▶ Exercise
Here is a block of records. Copy every line in it that includes "tell".
Supplied records Start Marker
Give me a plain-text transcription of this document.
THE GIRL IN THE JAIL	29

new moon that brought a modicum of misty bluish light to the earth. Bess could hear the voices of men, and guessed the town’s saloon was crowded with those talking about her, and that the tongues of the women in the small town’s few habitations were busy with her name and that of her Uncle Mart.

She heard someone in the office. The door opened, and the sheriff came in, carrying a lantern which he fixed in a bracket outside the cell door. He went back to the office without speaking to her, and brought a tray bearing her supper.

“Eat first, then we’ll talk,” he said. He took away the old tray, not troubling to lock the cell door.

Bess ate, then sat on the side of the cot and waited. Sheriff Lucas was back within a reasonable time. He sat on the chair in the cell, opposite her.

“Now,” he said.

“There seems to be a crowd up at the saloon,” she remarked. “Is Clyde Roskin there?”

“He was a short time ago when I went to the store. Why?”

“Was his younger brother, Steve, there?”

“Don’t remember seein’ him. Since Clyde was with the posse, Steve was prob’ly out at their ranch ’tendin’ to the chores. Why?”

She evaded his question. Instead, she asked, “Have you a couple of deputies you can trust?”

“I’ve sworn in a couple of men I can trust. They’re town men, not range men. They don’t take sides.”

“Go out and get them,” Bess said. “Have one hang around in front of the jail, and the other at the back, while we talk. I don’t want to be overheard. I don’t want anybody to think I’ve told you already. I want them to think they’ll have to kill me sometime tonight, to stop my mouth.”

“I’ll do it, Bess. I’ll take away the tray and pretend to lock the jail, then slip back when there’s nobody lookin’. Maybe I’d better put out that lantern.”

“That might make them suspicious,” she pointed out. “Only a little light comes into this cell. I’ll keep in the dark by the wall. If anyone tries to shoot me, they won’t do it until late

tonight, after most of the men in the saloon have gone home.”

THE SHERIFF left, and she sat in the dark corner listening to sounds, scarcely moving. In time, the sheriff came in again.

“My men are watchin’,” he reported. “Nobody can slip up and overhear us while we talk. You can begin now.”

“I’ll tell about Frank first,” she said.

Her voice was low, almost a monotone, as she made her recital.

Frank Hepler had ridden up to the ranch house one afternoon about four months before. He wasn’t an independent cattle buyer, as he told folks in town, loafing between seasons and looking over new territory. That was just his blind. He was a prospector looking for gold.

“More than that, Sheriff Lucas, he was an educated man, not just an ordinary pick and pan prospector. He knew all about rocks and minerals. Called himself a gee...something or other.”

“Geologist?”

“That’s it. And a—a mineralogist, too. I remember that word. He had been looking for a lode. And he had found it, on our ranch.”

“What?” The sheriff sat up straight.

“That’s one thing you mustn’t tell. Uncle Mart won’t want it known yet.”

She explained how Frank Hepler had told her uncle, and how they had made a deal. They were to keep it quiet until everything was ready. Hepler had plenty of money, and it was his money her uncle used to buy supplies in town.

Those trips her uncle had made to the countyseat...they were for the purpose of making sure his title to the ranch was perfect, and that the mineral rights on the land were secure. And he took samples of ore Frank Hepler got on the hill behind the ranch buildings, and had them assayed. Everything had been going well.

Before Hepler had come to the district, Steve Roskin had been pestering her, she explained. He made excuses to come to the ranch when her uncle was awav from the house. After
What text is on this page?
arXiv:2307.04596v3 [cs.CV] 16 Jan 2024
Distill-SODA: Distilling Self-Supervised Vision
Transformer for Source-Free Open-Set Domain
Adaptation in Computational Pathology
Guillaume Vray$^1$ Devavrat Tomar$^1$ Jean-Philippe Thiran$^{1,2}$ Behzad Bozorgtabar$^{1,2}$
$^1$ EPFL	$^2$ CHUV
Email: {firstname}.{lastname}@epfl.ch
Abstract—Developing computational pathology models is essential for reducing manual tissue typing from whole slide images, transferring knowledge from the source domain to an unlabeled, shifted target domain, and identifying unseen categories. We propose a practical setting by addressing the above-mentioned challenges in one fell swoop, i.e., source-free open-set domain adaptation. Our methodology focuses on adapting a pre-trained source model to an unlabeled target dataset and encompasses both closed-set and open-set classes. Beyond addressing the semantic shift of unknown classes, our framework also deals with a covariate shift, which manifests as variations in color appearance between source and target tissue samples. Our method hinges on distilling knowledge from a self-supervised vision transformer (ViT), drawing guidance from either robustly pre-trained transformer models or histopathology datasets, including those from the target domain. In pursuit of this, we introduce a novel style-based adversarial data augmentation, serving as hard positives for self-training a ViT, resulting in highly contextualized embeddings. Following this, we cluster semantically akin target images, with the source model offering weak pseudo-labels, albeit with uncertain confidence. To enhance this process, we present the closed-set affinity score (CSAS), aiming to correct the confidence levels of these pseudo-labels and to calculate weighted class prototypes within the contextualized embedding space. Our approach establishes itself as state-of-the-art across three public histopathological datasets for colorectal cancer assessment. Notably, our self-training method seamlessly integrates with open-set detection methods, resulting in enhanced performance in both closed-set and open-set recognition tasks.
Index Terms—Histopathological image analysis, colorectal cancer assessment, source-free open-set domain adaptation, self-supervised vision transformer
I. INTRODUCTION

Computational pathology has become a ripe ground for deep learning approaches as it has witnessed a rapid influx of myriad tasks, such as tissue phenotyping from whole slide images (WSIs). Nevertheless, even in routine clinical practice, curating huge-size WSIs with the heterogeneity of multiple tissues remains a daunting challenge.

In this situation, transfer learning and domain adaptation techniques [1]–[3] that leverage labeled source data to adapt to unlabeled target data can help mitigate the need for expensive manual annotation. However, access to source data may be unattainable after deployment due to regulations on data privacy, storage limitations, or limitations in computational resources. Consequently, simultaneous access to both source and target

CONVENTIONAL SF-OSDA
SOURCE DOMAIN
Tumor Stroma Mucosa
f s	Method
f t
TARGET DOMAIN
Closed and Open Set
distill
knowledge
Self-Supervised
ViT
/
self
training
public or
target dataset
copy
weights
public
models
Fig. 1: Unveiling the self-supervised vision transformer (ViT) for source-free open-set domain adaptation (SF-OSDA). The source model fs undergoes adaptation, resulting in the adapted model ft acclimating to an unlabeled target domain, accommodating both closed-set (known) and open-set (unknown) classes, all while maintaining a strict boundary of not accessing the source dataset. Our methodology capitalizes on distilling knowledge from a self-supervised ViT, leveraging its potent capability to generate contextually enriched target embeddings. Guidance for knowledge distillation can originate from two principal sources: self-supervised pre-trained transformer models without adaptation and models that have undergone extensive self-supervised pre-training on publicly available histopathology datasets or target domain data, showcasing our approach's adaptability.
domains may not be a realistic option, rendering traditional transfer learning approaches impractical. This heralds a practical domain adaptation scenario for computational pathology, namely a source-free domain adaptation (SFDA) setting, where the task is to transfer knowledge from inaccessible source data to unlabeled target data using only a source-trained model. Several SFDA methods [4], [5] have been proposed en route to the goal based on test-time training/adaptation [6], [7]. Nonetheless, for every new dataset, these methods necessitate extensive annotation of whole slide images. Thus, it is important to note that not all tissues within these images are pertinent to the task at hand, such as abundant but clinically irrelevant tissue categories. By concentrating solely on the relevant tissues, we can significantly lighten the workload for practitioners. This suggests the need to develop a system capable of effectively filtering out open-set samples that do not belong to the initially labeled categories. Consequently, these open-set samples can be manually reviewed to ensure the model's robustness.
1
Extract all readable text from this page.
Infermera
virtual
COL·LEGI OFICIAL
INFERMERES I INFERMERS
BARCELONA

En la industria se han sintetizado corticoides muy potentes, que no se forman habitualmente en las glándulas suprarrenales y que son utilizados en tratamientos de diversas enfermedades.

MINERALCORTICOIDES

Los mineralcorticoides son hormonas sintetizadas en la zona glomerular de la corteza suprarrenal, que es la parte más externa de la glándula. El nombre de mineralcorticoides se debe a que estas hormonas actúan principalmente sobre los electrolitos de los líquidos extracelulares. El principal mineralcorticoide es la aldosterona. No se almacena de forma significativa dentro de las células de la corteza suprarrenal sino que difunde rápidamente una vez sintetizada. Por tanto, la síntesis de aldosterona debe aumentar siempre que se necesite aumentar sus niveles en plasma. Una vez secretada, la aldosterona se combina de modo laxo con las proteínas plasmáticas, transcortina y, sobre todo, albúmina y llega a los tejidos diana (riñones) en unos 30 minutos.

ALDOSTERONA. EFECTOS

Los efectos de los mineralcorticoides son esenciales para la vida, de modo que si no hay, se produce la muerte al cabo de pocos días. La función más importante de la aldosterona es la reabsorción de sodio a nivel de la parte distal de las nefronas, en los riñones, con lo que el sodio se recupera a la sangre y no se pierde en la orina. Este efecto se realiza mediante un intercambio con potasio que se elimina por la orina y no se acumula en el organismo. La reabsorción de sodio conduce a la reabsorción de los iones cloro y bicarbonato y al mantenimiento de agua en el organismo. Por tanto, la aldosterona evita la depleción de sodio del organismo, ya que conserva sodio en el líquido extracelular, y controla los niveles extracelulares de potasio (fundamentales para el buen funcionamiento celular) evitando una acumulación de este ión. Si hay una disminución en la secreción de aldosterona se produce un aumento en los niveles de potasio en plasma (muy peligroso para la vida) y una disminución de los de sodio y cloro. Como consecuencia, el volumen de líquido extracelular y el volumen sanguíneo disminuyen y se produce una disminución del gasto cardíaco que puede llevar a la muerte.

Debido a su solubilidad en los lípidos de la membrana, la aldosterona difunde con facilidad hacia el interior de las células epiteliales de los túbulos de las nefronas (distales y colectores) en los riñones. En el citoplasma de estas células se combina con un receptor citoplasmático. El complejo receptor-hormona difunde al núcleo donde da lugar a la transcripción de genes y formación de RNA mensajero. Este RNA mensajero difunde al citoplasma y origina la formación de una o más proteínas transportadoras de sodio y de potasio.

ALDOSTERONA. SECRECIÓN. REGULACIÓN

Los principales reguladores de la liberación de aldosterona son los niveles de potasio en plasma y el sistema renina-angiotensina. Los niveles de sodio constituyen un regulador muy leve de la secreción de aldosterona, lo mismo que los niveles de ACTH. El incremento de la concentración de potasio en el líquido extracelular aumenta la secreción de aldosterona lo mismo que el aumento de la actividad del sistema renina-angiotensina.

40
Supplied records End Marker
▶ Written solution
“I’ll tell about Frank first,” she said.
“That’s one thing you mustn’t tell. Uncle Mart won’t want it known yet.”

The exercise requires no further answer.